[Figure content listings]
Content starts
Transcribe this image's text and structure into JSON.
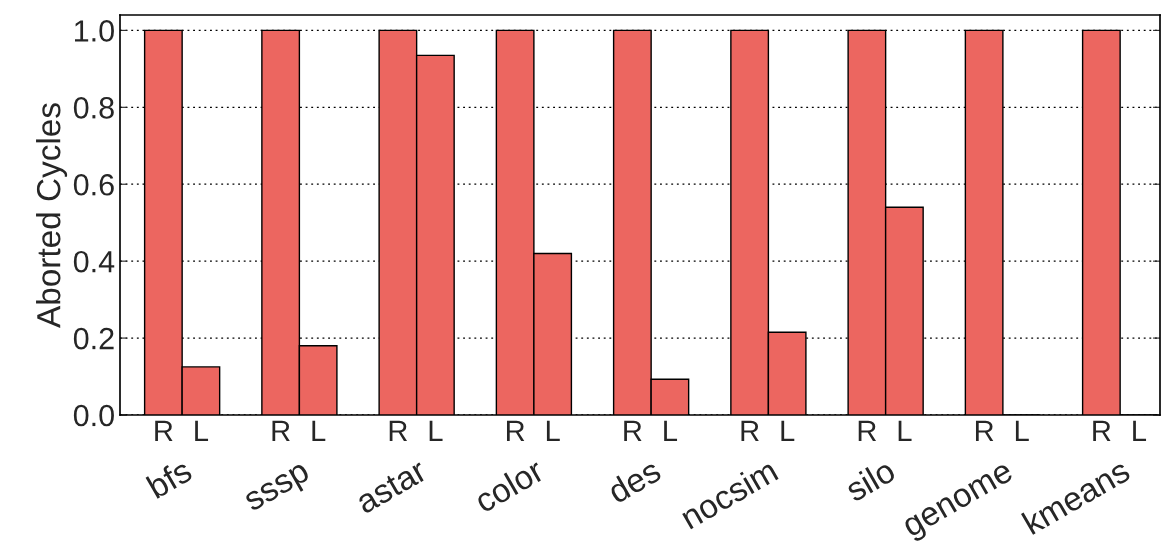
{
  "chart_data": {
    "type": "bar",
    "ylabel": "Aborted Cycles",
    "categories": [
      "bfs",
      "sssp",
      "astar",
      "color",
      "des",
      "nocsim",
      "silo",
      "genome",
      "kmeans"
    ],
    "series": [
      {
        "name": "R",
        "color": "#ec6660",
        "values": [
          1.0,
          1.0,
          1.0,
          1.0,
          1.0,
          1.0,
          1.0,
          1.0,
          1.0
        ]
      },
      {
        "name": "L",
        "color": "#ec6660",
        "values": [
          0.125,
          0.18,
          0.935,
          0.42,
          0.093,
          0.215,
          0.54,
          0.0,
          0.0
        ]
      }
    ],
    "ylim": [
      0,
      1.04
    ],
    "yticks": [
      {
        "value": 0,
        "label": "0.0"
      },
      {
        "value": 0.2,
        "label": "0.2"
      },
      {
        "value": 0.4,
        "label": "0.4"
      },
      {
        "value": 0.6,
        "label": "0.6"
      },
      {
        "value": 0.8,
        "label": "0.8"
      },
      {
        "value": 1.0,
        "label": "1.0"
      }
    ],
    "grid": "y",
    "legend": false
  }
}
Content ends
• Exercise description:
What is needed is an exact copy of all the entries above, minus the pictures.

• Written response:
Transcribe this image's text and structure into JSON.
{
  "chart_data": {
    "type": "bar",
    "ylabel": "Aborted Cycles",
    "categories": [
      "bfs",
      "sssp",
      "astar",
      "color",
      "des",
      "nocsim",
      "silo",
      "genome",
      "kmeans"
    ],
    "series": [
      {
        "name": "R",
        "color": "#ec6660",
        "values": [
          1.0,
          1.0,
          1.0,
          1.0,
          1.0,
          1.0,
          1.0,
          1.0,
          1.0
        ]
      },
      {
        "name": "L",
        "color": "#ec6660",
        "values": [
          0.125,
          0.18,
          0.935,
          0.42,
          0.093,
          0.215,
          0.54,
          0.0,
          0.0
        ]
      }
    ],
    "ylim": [
      0,
      1.04
    ],
    "yticks": [
      {
        "value": 0,
        "label": "0.0"
      },
      {
        "value": 0.2,
        "label": "0.2"
      },
      {
        "value": 0.4,
        "label": "0.4"
      },
      {
        "value": 0.6,
        "label": "0.6"
      },
      {
        "value": 0.8,
        "label": "0.8"
      },
      {
        "value": 1.0,
        "label": "1.0"
      }
    ],
    "grid": "y",
    "legend": false
  }
}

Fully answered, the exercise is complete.